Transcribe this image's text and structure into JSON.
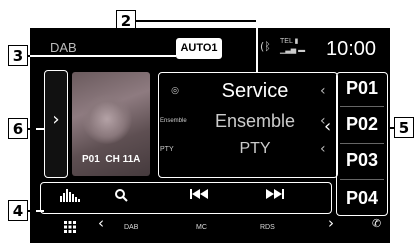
{
  "callouts": [
    "2",
    "3",
    "6",
    "4",
    "5"
  ],
  "status": {
    "source": "DAB",
    "mode": "AUTO1",
    "clock": "10:00",
    "tel": "TEL"
  },
  "station": {
    "preset_channel": "P01  CH 11A",
    "rows": [
      {
        "tag": "",
        "value": "Service"
      },
      {
        "tag": "Ensemble",
        "value": "Ensemble"
      },
      {
        "tag": "PTY",
        "value": "PTY"
      }
    ]
  },
  "presets": [
    "P01",
    "P02",
    "P03",
    "P04"
  ],
  "nav": {
    "items": [
      "DAB",
      "MC",
      "RDS"
    ]
  },
  "colors": {
    "screen": "#000000",
    "callout_border": "#000000",
    "presets_highlight": "#ffffff"
  },
  "icons": [
    "grid-icon",
    "chevron-left-icon",
    "chevron-right-icon",
    "phone-icon",
    "equalizer-icon",
    "search-icon",
    "skip-previous-icon",
    "skip-next-icon",
    "bluetooth-icon"
  ]
}
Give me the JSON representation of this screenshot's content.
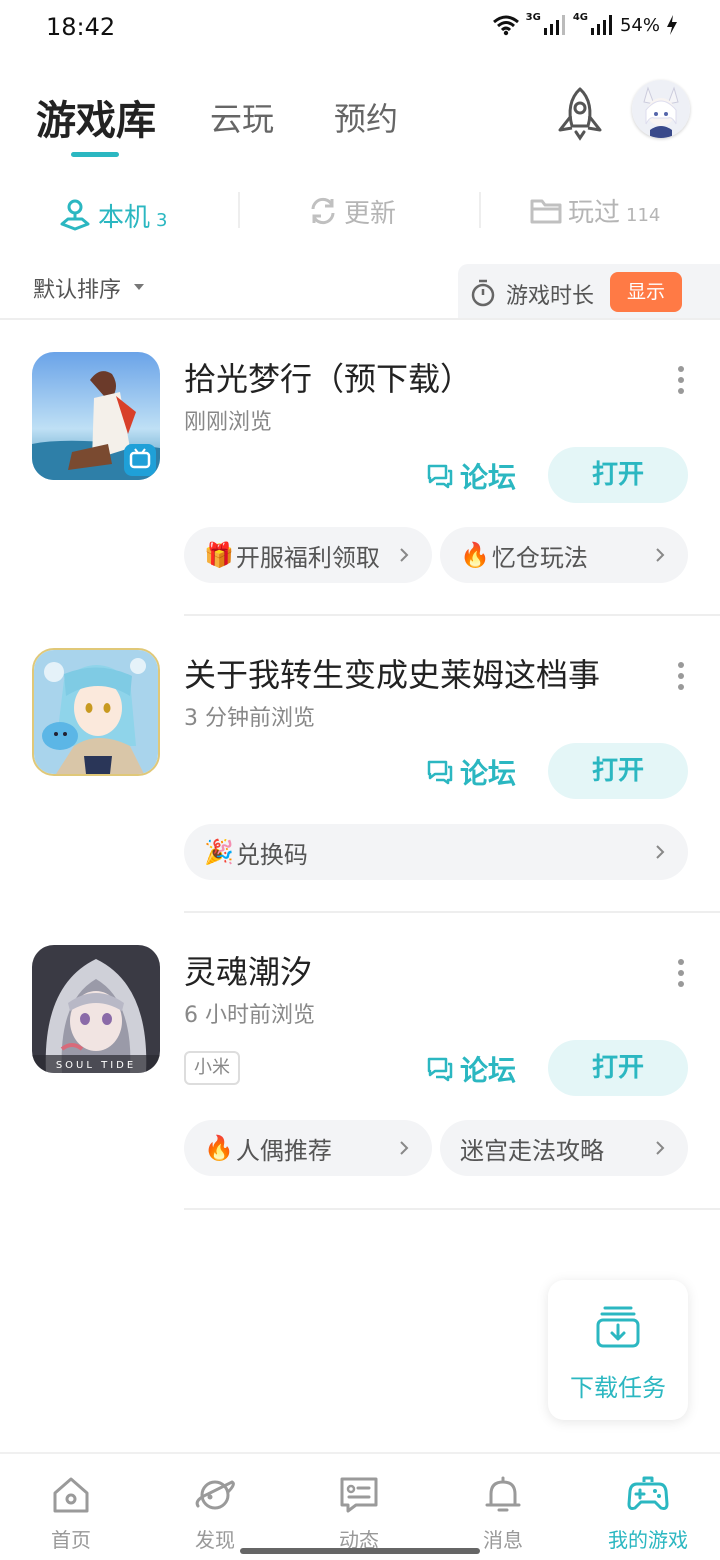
{
  "status_bar": {
    "time": "18:42",
    "network_1": "3G",
    "network_2": "4G",
    "battery": "54%"
  },
  "header": {
    "tabs": [
      {
        "label": "游戏库",
        "active": true
      },
      {
        "label": "云玩",
        "active": false
      },
      {
        "label": "预约",
        "active": false
      }
    ],
    "rocket_icon": "rocket-icon",
    "accent_color": "#2bb7c1"
  },
  "subtabs": [
    {
      "label": "本机",
      "count": "3",
      "icon": "device-icon",
      "active": true
    },
    {
      "label": "更新",
      "count": "",
      "icon": "refresh-icon",
      "active": false
    },
    {
      "label": "玩过",
      "count": "114",
      "icon": "folder-icon",
      "active": false
    }
  ],
  "sort": {
    "label": "默认排序",
    "playtime_label": "游戏时长",
    "playtime_toggle": "显示",
    "toggle_color": "#ff7a45"
  },
  "games": [
    {
      "title": "拾光梦行（预下载）",
      "subtitle": "刚刚浏览",
      "forum_label": "论坛",
      "open_label": "打开",
      "tag": "",
      "chips": [
        {
          "emoji": "🎁",
          "label": "开服福利领取"
        },
        {
          "emoji": "🔥",
          "label": "忆仓玩法"
        }
      ]
    },
    {
      "title": "关于我转生变成史莱姆这档事",
      "subtitle": "3 分钟前浏览",
      "forum_label": "论坛",
      "open_label": "打开",
      "tag": "",
      "chips": [
        {
          "emoji": "🎉",
          "label": "兑换码"
        }
      ]
    },
    {
      "title": "灵魂潮汐",
      "subtitle": "6 小时前浏览",
      "forum_label": "论坛",
      "open_label": "打开",
      "tag": "小米",
      "icon_caption": "SOUL TIDE",
      "chips": [
        {
          "emoji": "🔥",
          "label": "人偶推荐"
        },
        {
          "emoji": "",
          "label": "迷宫走法攻略"
        }
      ]
    }
  ],
  "download_tasks": {
    "label": "下载任务",
    "icon": "download-tray-icon"
  },
  "bottom_nav": [
    {
      "label": "首页",
      "icon": "home-icon",
      "active": false
    },
    {
      "label": "发现",
      "icon": "planet-icon",
      "active": false
    },
    {
      "label": "动态",
      "icon": "message-card-icon",
      "active": false
    },
    {
      "label": "消息",
      "icon": "bell-icon",
      "active": false
    },
    {
      "label": "我的游戏",
      "icon": "gamepad-icon",
      "active": true
    }
  ]
}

YOUR INSTRUCTIONS: Working from the material above, transcribe it exactly while omitting pictures.

FULL ANSWER:
Transcribe this image's text and structure into JSON.
{
  "callouts": [
    "2",
    "3",
    "6",
    "4",
    "5"
  ],
  "status": {
    "source": "DAB",
    "mode": "AUTO1",
    "clock": "10:00",
    "tel": "TEL"
  },
  "station": {
    "preset_channel": "P01  CH 11A",
    "rows": [
      {
        "tag": "",
        "value": "Service"
      },
      {
        "tag": "Ensemble",
        "value": "Ensemble"
      },
      {
        "tag": "PTY",
        "value": "PTY"
      }
    ]
  },
  "presets": [
    "P01",
    "P02",
    "P03",
    "P04"
  ],
  "nav": {
    "items": [
      "DAB",
      "MC",
      "RDS"
    ]
  },
  "colors": {
    "screen": "#000000",
    "callout_border": "#000000",
    "presets_highlight": "#ffffff"
  },
  "icons": [
    "grid-icon",
    "chevron-left-icon",
    "chevron-right-icon",
    "phone-icon",
    "equalizer-icon",
    "search-icon",
    "skip-previous-icon",
    "skip-next-icon",
    "bluetooth-icon"
  ]
}
Give me the JSON representation of this screenshot's content.
{
  "status_bar": {
    "time": "18:42",
    "network_1": "3G",
    "network_2": "4G",
    "battery": "54%"
  },
  "header": {
    "tabs": [
      {
        "label": "游戏库",
        "active": true
      },
      {
        "label": "云玩",
        "active": false
      },
      {
        "label": "预约",
        "active": false
      }
    ],
    "rocket_icon": "rocket-icon",
    "accent_color": "#2bb7c1"
  },
  "subtabs": [
    {
      "label": "本机",
      "count": "3",
      "icon": "device-icon",
      "active": true
    },
    {
      "label": "更新",
      "count": "",
      "icon": "refresh-icon",
      "active": false
    },
    {
      "label": "玩过",
      "count": "114",
      "icon": "folder-icon",
      "active": false
    }
  ],
  "sort": {
    "label": "默认排序",
    "playtime_label": "游戏时长",
    "playtime_toggle": "显示",
    "toggle_color": "#ff7a45"
  },
  "games": [
    {
      "title": "拾光梦行（预下载）",
      "subtitle": "刚刚浏览",
      "forum_label": "论坛",
      "open_label": "打开",
      "tag": "",
      "chips": [
        {
          "emoji": "🎁",
          "label": "开服福利领取"
        },
        {
          "emoji": "🔥",
          "label": "忆仓玩法"
        }
      ]
    },
    {
      "title": "关于我转生变成史莱姆这档事",
      "subtitle": "3 分钟前浏览",
      "forum_label": "论坛",
      "open_label": "打开",
      "tag": "",
      "chips": [
        {
          "emoji": "🎉",
          "label": "兑换码"
        }
      ]
    },
    {
      "title": "灵魂潮汐",
      "subtitle": "6 小时前浏览",
      "forum_label": "论坛",
      "open_label": "打开",
      "tag": "小米",
      "icon_caption": "SOUL TIDE",
      "chips": [
        {
          "emoji": "🔥",
          "label": "人偶推荐"
        },
        {
          "emoji": "",
          "label": "迷宫走法攻略"
        }
      ]
    }
  ],
  "download_tasks": {
    "label": "下载任务",
    "icon": "download-tray-icon"
  },
  "bottom_nav": [
    {
      "label": "首页",
      "icon": "home-icon",
      "active": false
    },
    {
      "label": "发现",
      "icon": "planet-icon",
      "active": false
    },
    {
      "label": "动态",
      "icon": "message-card-icon",
      "active": false
    },
    {
      "label": "消息",
      "icon": "bell-icon",
      "active": false
    },
    {
      "label": "我的游戏",
      "icon": "gamepad-icon",
      "active": true
    }
  ]
}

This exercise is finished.